> _Given task_: Lines holding the string "right" are the ones to copy; find them all in the data.
──────
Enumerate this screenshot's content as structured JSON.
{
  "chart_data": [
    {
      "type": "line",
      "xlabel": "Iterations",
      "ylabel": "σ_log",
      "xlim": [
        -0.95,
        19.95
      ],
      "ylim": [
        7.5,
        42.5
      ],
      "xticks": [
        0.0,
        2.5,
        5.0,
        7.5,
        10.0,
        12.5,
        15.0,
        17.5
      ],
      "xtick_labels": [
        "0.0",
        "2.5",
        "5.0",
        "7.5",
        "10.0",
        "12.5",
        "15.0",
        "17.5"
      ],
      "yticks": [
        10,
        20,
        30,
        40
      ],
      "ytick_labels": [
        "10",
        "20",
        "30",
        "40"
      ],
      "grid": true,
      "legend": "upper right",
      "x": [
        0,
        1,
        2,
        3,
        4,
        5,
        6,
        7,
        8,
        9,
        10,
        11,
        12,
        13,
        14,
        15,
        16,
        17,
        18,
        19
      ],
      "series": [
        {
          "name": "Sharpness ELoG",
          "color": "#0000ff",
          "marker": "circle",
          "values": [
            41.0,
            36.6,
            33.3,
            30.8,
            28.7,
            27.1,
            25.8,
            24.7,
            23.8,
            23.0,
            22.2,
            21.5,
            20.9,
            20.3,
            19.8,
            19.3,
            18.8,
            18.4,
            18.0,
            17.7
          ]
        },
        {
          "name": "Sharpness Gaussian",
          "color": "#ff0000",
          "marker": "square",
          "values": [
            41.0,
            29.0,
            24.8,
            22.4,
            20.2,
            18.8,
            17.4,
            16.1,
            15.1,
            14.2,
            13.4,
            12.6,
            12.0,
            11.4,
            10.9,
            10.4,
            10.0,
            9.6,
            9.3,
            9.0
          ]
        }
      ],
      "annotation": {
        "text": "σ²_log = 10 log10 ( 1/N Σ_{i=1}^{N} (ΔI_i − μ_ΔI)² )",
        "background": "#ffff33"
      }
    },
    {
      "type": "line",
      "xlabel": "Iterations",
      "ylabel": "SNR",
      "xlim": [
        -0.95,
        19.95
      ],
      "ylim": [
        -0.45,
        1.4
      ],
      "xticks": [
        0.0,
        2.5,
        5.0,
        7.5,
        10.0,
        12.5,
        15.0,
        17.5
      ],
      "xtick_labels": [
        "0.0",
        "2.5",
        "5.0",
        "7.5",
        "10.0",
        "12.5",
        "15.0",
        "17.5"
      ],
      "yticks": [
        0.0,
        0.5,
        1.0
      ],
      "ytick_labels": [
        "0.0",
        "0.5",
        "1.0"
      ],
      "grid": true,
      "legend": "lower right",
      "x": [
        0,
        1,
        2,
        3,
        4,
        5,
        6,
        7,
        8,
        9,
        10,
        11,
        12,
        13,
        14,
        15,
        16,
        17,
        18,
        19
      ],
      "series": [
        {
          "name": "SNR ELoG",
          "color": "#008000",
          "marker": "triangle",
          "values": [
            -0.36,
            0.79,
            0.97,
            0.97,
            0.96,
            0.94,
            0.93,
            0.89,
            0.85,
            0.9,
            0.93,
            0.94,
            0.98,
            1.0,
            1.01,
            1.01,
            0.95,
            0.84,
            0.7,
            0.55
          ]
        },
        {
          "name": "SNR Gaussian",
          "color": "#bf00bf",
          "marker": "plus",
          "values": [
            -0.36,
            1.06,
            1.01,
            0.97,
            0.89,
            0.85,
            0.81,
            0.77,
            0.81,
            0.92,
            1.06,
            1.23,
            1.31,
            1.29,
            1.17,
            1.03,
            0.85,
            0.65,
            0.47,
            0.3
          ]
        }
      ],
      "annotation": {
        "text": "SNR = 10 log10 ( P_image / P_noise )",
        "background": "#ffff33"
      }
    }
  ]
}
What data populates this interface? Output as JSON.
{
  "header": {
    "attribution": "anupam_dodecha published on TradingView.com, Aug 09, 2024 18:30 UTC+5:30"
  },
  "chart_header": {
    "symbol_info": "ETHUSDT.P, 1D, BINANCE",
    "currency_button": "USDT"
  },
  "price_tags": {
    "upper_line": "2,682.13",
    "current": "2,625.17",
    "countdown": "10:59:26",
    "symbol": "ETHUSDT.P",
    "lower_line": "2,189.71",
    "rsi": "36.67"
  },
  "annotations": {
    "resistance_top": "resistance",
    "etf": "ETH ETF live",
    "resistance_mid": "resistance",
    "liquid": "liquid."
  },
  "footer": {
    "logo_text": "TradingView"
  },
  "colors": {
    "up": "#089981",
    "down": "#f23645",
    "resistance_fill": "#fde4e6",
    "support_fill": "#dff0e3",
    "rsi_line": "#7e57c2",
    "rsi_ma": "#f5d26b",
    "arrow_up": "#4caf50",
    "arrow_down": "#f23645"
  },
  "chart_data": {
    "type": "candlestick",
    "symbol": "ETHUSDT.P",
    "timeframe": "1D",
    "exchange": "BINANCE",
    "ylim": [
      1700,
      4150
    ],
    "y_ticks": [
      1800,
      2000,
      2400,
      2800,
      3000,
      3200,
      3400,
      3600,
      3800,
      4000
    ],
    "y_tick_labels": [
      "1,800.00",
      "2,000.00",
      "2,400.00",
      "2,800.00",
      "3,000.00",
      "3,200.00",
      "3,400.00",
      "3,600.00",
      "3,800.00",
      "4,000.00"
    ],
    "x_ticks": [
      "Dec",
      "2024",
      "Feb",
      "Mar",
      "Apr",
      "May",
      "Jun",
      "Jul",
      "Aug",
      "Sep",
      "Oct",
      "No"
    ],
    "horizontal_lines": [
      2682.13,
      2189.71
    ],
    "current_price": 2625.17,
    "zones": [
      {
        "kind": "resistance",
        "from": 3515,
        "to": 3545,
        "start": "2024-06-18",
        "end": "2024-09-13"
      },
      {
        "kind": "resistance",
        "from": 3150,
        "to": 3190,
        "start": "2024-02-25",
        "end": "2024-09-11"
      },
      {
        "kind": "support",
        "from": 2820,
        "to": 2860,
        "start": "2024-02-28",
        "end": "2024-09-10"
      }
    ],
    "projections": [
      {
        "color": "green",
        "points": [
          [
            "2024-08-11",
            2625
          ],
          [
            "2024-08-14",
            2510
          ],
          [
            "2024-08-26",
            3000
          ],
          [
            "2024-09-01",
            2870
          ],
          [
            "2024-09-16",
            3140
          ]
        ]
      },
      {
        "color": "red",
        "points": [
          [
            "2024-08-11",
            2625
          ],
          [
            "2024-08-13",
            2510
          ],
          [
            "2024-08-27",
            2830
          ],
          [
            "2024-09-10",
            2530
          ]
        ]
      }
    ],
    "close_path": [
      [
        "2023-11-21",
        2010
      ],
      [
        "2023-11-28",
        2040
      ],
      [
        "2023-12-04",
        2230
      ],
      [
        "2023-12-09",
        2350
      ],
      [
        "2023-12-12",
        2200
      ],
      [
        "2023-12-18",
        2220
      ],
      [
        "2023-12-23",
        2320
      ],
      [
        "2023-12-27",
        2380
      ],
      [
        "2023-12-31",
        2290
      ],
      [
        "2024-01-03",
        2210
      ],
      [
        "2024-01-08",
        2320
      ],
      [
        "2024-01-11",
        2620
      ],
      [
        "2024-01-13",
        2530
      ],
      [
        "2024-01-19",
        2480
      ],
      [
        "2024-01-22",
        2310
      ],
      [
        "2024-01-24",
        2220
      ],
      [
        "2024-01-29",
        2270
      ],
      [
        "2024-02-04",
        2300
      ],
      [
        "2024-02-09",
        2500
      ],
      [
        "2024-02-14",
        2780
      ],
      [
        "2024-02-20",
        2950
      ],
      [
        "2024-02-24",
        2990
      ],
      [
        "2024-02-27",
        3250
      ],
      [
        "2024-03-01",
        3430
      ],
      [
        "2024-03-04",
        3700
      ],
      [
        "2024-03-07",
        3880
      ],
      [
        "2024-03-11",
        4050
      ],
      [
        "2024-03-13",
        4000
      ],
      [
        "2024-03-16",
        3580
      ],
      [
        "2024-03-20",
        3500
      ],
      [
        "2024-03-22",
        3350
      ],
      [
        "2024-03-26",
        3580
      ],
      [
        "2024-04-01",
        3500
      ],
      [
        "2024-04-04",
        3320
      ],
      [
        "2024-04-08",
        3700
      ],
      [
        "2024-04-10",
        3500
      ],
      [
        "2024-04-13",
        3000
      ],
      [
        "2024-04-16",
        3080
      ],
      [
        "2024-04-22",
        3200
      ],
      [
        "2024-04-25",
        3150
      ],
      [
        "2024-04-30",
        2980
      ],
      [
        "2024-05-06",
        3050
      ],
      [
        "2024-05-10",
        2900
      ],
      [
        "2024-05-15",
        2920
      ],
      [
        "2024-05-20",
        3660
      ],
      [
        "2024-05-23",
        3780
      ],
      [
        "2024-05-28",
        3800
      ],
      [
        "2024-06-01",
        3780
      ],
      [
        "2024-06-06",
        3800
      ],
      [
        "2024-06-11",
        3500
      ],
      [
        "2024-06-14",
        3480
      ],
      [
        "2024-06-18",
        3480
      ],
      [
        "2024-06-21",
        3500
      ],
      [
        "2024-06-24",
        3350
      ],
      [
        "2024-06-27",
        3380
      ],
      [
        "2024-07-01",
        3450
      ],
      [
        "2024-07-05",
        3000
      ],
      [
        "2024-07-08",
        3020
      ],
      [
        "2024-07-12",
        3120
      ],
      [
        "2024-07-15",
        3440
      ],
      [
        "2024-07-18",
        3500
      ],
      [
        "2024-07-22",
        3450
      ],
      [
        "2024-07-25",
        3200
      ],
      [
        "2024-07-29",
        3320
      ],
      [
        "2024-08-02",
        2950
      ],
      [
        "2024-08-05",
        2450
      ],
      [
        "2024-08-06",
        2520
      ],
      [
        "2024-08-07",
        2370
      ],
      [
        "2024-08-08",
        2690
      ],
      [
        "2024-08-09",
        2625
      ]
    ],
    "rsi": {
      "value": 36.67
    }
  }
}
──────
> _Answer_:
      "legend": "upper right",
      "legend": "lower right",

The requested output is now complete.